• _Short task_
Scan the records below. List lines holding "Ausgewogener".

____________

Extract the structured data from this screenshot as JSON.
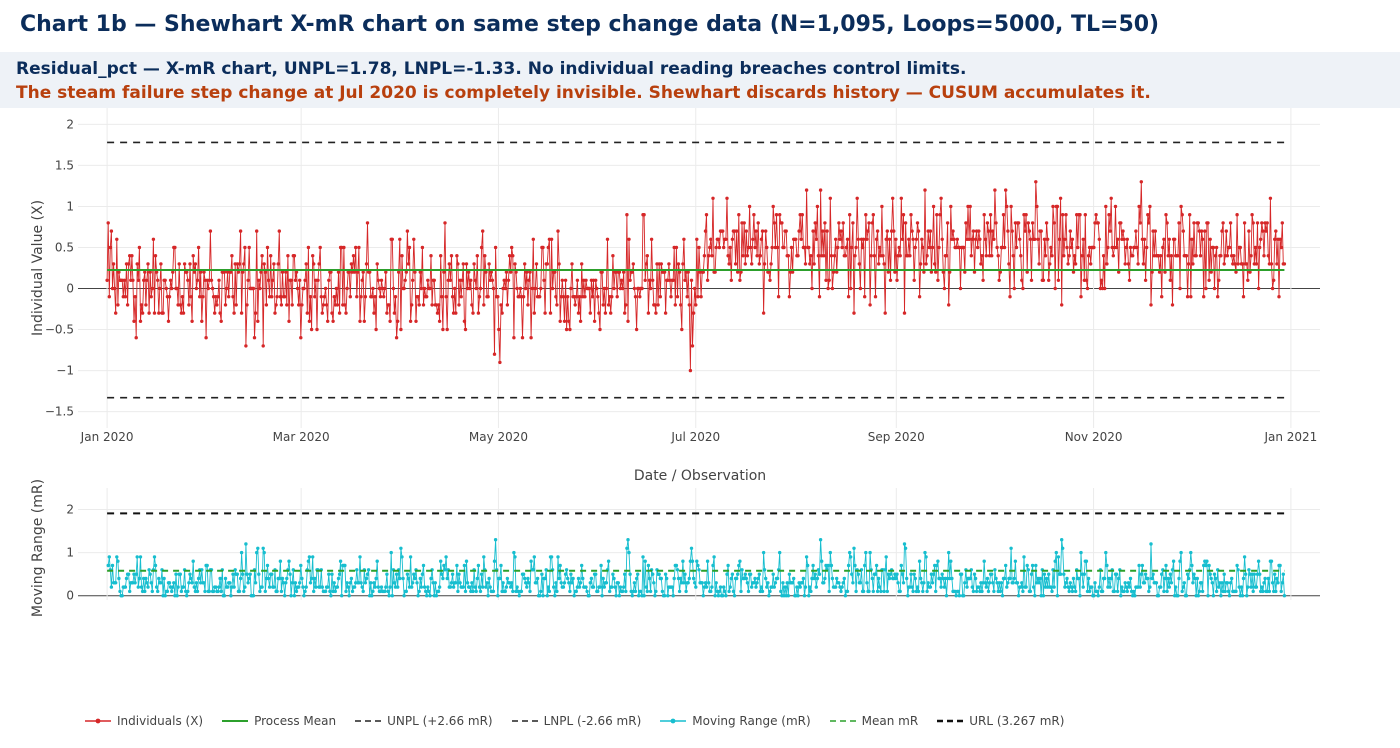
{
  "header": {
    "title": "Chart 1b — Shewhart X-mR chart on same step change data  (N=1,095, Loops=5000, TL=50)",
    "line1": "Residual_pct — X-mR chart, UNPL=1.78, LNPL=-1.33. No individual reading breaches control limits.",
    "line2": "The steam failure step change at Jul 2020 is completely invisible. Shewhart discards history — CUSUM accumulates it."
  },
  "colors": {
    "individuals": "#d62728",
    "mean": "#2ca02c",
    "limit": "#222222",
    "mr": "#17becf",
    "mr_mean": "#2ca02c",
    "title": "#0b2d5b",
    "warning": "#b8400e"
  },
  "chart_data": [
    {
      "type": "line",
      "name": "individuals-chart",
      "xlabel": "Date / Observation",
      "ylabel": "Individual Value (X)",
      "x_range": [
        "2019-12-23",
        "2021-01-10"
      ],
      "ylim": [
        -1.7,
        2.2
      ],
      "x_ticks": [
        {
          "date": "2020-01-01",
          "label": "Jan 2020"
        },
        {
          "date": "2020-03-01",
          "label": "Mar 2020"
        },
        {
          "date": "2020-05-01",
          "label": "May 2020"
        },
        {
          "date": "2020-07-01",
          "label": "Jul 2020"
        },
        {
          "date": "2020-09-01",
          "label": "Sep 2020"
        },
        {
          "date": "2020-11-01",
          "label": "Nov 2020"
        },
        {
          "date": "2021-01-01",
          "label": "Jan 2021"
        }
      ],
      "y_ticks": [
        {
          "value": 2,
          "label": "2"
        },
        {
          "value": 1.5,
          "label": "1.5"
        },
        {
          "value": 1,
          "label": "1"
        },
        {
          "value": 0.5,
          "label": "0.5"
        },
        {
          "value": 0,
          "label": "0"
        },
        {
          "value": -0.5,
          "label": "−0.5"
        },
        {
          "value": -1,
          "label": "−1"
        },
        {
          "value": -1.5,
          "label": "−1.5"
        }
      ],
      "start_date": "2020-01-01",
      "end_date": "2020-12-30",
      "process_mean": 0.225,
      "unpl": 1.78,
      "lnpl": -1.33,
      "step_date": "2020-07-01",
      "level_before": 0.02,
      "level_after": 0.48,
      "noise_sd": 0.42,
      "n_points": 1095,
      "grid": true
    },
    {
      "type": "line",
      "name": "moving-range-chart",
      "ylabel": "Moving Range (mR)",
      "ylim": [
        -0.1,
        2.5
      ],
      "y_ticks": [
        {
          "value": 2,
          "label": "2"
        },
        {
          "value": 1,
          "label": "1"
        },
        {
          "value": 0,
          "label": "0"
        }
      ],
      "mean_mr": 0.58,
      "url": 1.91,
      "grid": true
    }
  ],
  "legend": {
    "placement": "bottom",
    "items": [
      {
        "label": "Individuals (X)",
        "kind": "line-marker",
        "color": "#d62728"
      },
      {
        "label": "Process Mean",
        "kind": "solid",
        "color": "#2ca02c"
      },
      {
        "label": "UNPL (+2.66 mR)",
        "kind": "dash",
        "color": "#222222"
      },
      {
        "label": "LNPL (-2.66 mR)",
        "kind": "dash",
        "color": "#222222"
      },
      {
        "label": "Moving Range (mR)",
        "kind": "line-marker",
        "color": "#17becf"
      },
      {
        "label": "Mean mR",
        "kind": "dash",
        "color": "#2ca02c"
      },
      {
        "label": "URL (3.267 mR)",
        "kind": "dash-bold",
        "color": "#111111"
      }
    ]
  }
}
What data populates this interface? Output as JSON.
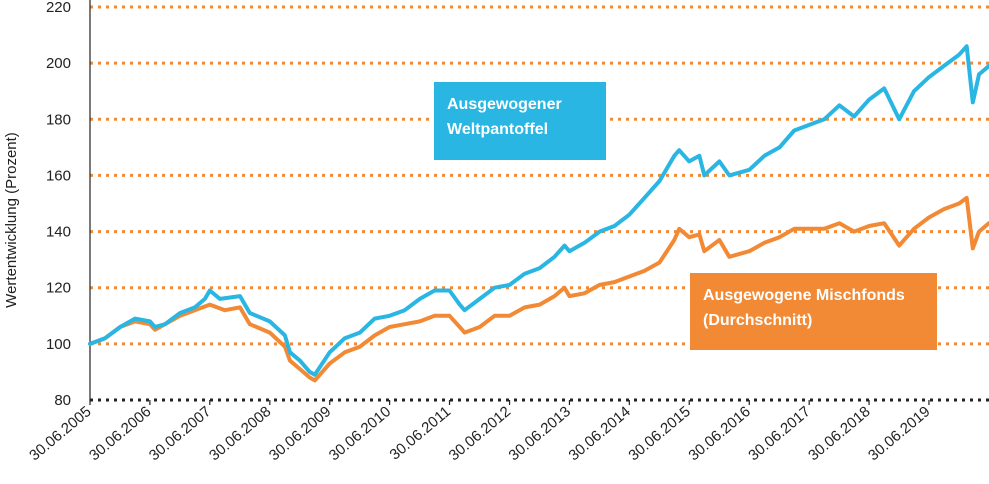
{
  "chart_data": {
    "type": "line",
    "ylabel": "Wertentwicklung (Prozent)",
    "ylim": [
      80,
      220
    ],
    "yticks": [
      80,
      100,
      120,
      140,
      160,
      180,
      200,
      220
    ],
    "grid": "horizontal-dotted",
    "xlim": [
      "2005-06-30",
      "2020-06-30"
    ],
    "xtick_labels": [
      "30.06.2005",
      "30.06.2006",
      "30.06.2007",
      "30.06.2008",
      "30.06.2009",
      "30.06.2010",
      "30.06.2011",
      "30.06.2012",
      "30.06.2013",
      "30.06.2014",
      "30.06.2015",
      "30.06.2016",
      "30.06.2017",
      "30.06.2018",
      "30.06.2019"
    ],
    "series": [
      {
        "name": "Ausgewogener Weltpantoffel",
        "name_lines": [
          "Ausgewogener",
          "Weltpantoffel"
        ],
        "color": "#29b6e3",
        "points": [
          [
            "2005-06-30",
            100
          ],
          [
            "2005-09-30",
            102
          ],
          [
            "2005-12-31",
            106
          ],
          [
            "2006-03-31",
            109
          ],
          [
            "2006-06-30",
            108
          ],
          [
            "2006-07-31",
            106
          ],
          [
            "2006-09-30",
            107
          ],
          [
            "2006-12-31",
            111
          ],
          [
            "2007-03-31",
            113
          ],
          [
            "2007-05-31",
            116
          ],
          [
            "2007-06-30",
            119
          ],
          [
            "2007-08-31",
            116
          ],
          [
            "2007-12-31",
            117
          ],
          [
            "2008-02-29",
            111
          ],
          [
            "2008-06-30",
            108
          ],
          [
            "2008-09-30",
            103
          ],
          [
            "2008-10-31",
            97
          ],
          [
            "2008-12-31",
            94
          ],
          [
            "2009-02-28",
            90
          ],
          [
            "2009-03-31",
            89
          ],
          [
            "2009-06-30",
            97
          ],
          [
            "2009-09-30",
            102
          ],
          [
            "2009-12-31",
            104
          ],
          [
            "2010-03-31",
            109
          ],
          [
            "2010-06-30",
            110
          ],
          [
            "2010-09-30",
            112
          ],
          [
            "2010-12-31",
            116
          ],
          [
            "2011-03-31",
            119
          ],
          [
            "2011-06-30",
            119
          ],
          [
            "2011-08-31",
            114
          ],
          [
            "2011-09-30",
            112
          ],
          [
            "2011-12-31",
            116
          ],
          [
            "2012-03-31",
            120
          ],
          [
            "2012-06-30",
            121
          ],
          [
            "2012-09-30",
            125
          ],
          [
            "2012-12-31",
            127
          ],
          [
            "2013-03-31",
            131
          ],
          [
            "2013-05-31",
            135
          ],
          [
            "2013-06-30",
            133
          ],
          [
            "2013-09-30",
            136
          ],
          [
            "2013-12-31",
            140
          ],
          [
            "2014-03-31",
            142
          ],
          [
            "2014-06-30",
            146
          ],
          [
            "2014-09-30",
            152
          ],
          [
            "2014-12-31",
            158
          ],
          [
            "2015-03-31",
            167
          ],
          [
            "2015-04-30",
            169
          ],
          [
            "2015-06-30",
            165
          ],
          [
            "2015-08-31",
            167
          ],
          [
            "2015-09-30",
            160
          ],
          [
            "2015-12-31",
            165
          ],
          [
            "2016-02-29",
            160
          ],
          [
            "2016-06-30",
            162
          ],
          [
            "2016-09-30",
            167
          ],
          [
            "2016-12-31",
            170
          ],
          [
            "2017-03-31",
            176
          ],
          [
            "2017-06-30",
            178
          ],
          [
            "2017-09-30",
            180
          ],
          [
            "2017-12-31",
            185
          ],
          [
            "2018-03-31",
            181
          ],
          [
            "2018-06-30",
            187
          ],
          [
            "2018-09-30",
            191
          ],
          [
            "2018-12-31",
            180
          ],
          [
            "2019-03-31",
            190
          ],
          [
            "2019-06-30",
            195
          ],
          [
            "2019-09-30",
            199
          ],
          [
            "2019-12-31",
            203
          ],
          [
            "2020-02-15",
            206
          ],
          [
            "2020-03-23",
            186
          ],
          [
            "2020-04-30",
            196
          ],
          [
            "2020-06-30",
            199
          ]
        ]
      },
      {
        "name": "Ausgewogene Mischfonds (Durchschnitt)",
        "name_lines": [
          "Ausgewogene Mischfonds",
          "(Durchschnitt)"
        ],
        "color": "#f28a35",
        "points": [
          [
            "2005-06-30",
            100
          ],
          [
            "2005-09-30",
            102
          ],
          [
            "2005-12-31",
            106
          ],
          [
            "2006-03-31",
            108
          ],
          [
            "2006-06-30",
            107
          ],
          [
            "2006-07-31",
            105
          ],
          [
            "2006-09-30",
            107
          ],
          [
            "2006-12-31",
            110
          ],
          [
            "2007-03-31",
            112
          ],
          [
            "2007-06-30",
            114
          ],
          [
            "2007-09-30",
            112
          ],
          [
            "2007-12-31",
            113
          ],
          [
            "2008-02-29",
            107
          ],
          [
            "2008-06-30",
            104
          ],
          [
            "2008-09-30",
            99
          ],
          [
            "2008-10-31",
            94
          ],
          [
            "2008-12-31",
            91
          ],
          [
            "2009-02-28",
            88
          ],
          [
            "2009-03-31",
            87
          ],
          [
            "2009-06-30",
            93
          ],
          [
            "2009-09-30",
            97
          ],
          [
            "2009-12-31",
            99
          ],
          [
            "2010-03-31",
            103
          ],
          [
            "2010-06-30",
            106
          ],
          [
            "2010-09-30",
            107
          ],
          [
            "2010-12-31",
            108
          ],
          [
            "2011-03-31",
            110
          ],
          [
            "2011-06-30",
            110
          ],
          [
            "2011-08-31",
            106
          ],
          [
            "2011-09-30",
            104
          ],
          [
            "2011-12-31",
            106
          ],
          [
            "2012-03-31",
            110
          ],
          [
            "2012-06-30",
            110
          ],
          [
            "2012-09-30",
            113
          ],
          [
            "2012-12-31",
            114
          ],
          [
            "2013-03-31",
            117
          ],
          [
            "2013-05-31",
            120
          ],
          [
            "2013-06-30",
            117
          ],
          [
            "2013-09-30",
            118
          ],
          [
            "2013-12-31",
            121
          ],
          [
            "2014-03-31",
            122
          ],
          [
            "2014-06-30",
            124
          ],
          [
            "2014-09-30",
            126
          ],
          [
            "2014-12-31",
            129
          ],
          [
            "2015-03-31",
            137
          ],
          [
            "2015-04-30",
            141
          ],
          [
            "2015-06-30",
            138
          ],
          [
            "2015-08-31",
            139
          ],
          [
            "2015-09-30",
            133
          ],
          [
            "2015-12-31",
            137
          ],
          [
            "2016-02-29",
            131
          ],
          [
            "2016-06-30",
            133
          ],
          [
            "2016-09-30",
            136
          ],
          [
            "2016-12-31",
            138
          ],
          [
            "2017-03-31",
            141
          ],
          [
            "2017-06-30",
            141
          ],
          [
            "2017-09-30",
            141
          ],
          [
            "2017-12-31",
            143
          ],
          [
            "2018-03-31",
            140
          ],
          [
            "2018-06-30",
            142
          ],
          [
            "2018-09-30",
            143
          ],
          [
            "2018-12-31",
            135
          ],
          [
            "2019-03-31",
            141
          ],
          [
            "2019-06-30",
            145
          ],
          [
            "2019-09-30",
            148
          ],
          [
            "2019-12-31",
            150
          ],
          [
            "2020-02-15",
            152
          ],
          [
            "2020-03-23",
            134
          ],
          [
            "2020-04-30",
            140
          ],
          [
            "2020-06-30",
            143
          ]
        ]
      }
    ]
  }
}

____________

• _Written answer_
        "name": "Ausgewogener Weltpantoffel",
          "Ausgewogener",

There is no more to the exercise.